#### Material for the task

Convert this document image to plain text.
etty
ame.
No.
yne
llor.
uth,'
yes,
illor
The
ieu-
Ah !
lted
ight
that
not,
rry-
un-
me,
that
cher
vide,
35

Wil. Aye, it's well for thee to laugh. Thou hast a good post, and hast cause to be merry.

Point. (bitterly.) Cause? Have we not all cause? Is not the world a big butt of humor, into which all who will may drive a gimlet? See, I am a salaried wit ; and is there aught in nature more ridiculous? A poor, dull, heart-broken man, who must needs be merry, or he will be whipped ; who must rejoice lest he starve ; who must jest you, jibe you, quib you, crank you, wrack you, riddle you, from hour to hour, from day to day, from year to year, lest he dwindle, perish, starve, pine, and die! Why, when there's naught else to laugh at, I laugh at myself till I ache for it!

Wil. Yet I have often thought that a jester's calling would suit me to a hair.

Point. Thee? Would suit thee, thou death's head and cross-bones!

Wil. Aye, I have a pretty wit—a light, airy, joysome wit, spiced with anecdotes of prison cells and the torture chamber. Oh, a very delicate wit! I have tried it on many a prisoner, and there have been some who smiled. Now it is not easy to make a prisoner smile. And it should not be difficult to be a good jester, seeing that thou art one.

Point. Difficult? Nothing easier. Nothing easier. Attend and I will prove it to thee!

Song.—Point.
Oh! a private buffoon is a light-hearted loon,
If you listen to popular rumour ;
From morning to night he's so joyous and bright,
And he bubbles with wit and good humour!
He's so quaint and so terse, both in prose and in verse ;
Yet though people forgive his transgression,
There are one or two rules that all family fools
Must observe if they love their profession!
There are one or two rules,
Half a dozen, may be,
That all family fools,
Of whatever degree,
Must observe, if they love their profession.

########

§ **Try it**
What is the number of lines in the listing that include "good"? Answer with that number only.

§ **Solved exercise**
3